---------- SOURCE DATA ----------

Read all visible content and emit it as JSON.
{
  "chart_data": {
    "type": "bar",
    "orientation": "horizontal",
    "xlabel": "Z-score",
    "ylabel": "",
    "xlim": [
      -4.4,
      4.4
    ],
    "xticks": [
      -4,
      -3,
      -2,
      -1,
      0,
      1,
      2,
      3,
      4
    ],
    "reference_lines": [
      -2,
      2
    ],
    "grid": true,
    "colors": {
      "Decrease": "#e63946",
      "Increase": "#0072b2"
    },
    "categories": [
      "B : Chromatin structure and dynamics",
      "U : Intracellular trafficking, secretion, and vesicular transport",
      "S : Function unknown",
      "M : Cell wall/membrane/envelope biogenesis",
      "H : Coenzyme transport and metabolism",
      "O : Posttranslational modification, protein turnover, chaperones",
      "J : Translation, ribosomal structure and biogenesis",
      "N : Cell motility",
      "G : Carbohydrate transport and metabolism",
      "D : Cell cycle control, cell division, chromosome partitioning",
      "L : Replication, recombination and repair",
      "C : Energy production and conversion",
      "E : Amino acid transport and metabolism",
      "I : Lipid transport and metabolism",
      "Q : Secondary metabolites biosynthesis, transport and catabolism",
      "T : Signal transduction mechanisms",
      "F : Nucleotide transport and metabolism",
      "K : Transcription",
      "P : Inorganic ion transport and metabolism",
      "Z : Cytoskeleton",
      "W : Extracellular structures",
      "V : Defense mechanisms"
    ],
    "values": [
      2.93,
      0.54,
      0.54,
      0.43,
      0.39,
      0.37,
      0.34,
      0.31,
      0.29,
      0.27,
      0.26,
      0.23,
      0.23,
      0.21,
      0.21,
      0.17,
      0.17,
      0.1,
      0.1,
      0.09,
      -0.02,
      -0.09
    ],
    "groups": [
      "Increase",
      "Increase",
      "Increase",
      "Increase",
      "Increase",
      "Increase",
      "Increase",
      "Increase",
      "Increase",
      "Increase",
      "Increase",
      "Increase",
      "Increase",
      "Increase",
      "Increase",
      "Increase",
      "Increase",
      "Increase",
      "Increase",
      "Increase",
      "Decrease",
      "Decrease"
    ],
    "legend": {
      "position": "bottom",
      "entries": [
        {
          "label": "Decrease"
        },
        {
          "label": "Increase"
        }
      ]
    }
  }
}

----------

--- TO DO ---
Could you return every record above exactly as written?

--- EXERCISE RESPONSE ---
Read all visible content and emit it as JSON.
{
  "chart_data": {
    "type": "bar",
    "orientation": "horizontal",
    "xlabel": "Z-score",
    "ylabel": "",
    "xlim": [
      -4.4,
      4.4
    ],
    "xticks": [
      -4,
      -3,
      -2,
      -1,
      0,
      1,
      2,
      3,
      4
    ],
    "reference_lines": [
      -2,
      2
    ],
    "grid": true,
    "colors": {
      "Decrease": "#e63946",
      "Increase": "#0072b2"
    },
    "categories": [
      "B : Chromatin structure and dynamics",
      "U : Intracellular trafficking, secretion, and vesicular transport",
      "S : Function unknown",
      "M : Cell wall/membrane/envelope biogenesis",
      "H : Coenzyme transport and metabolism",
      "O : Posttranslational modification, protein turnover, chaperones",
      "J : Translation, ribosomal structure and biogenesis",
      "N : Cell motility",
      "G : Carbohydrate transport and metabolism",
      "D : Cell cycle control, cell division, chromosome partitioning",
      "L : Replication, recombination and repair",
      "C : Energy production and conversion",
      "E : Amino acid transport and metabolism",
      "I : Lipid transport and metabolism",
      "Q : Secondary metabolites biosynthesis, transport and catabolism",
      "T : Signal transduction mechanisms",
      "F : Nucleotide transport and metabolism",
      "K : Transcription",
      "P : Inorganic ion transport and metabolism",
      "Z : Cytoskeleton",
      "W : Extracellular structures",
      "V : Defense mechanisms"
    ],
    "values": [
      2.93,
      0.54,
      0.54,
      0.43,
      0.39,
      0.37,
      0.34,
      0.31,
      0.29,
      0.27,
      0.26,
      0.23,
      0.23,
      0.21,
      0.21,
      0.17,
      0.17,
      0.1,
      0.1,
      0.09,
      -0.02,
      -0.09
    ],
    "groups": [
      "Increase",
      "Increase",
      "Increase",
      "Increase",
      "Increase",
      "Increase",
      "Increase",
      "Increase",
      "Increase",
      "Increase",
      "Increase",
      "Increase",
      "Increase",
      "Increase",
      "Increase",
      "Increase",
      "Increase",
      "Increase",
      "Increase",
      "Increase",
      "Decrease",
      "Decrease"
    ],
    "legend": {
      "position": "bottom",
      "entries": [
        {
          "label": "Decrease"
        },
        {
          "label": "Increase"
        }
      ]
    }
  }
}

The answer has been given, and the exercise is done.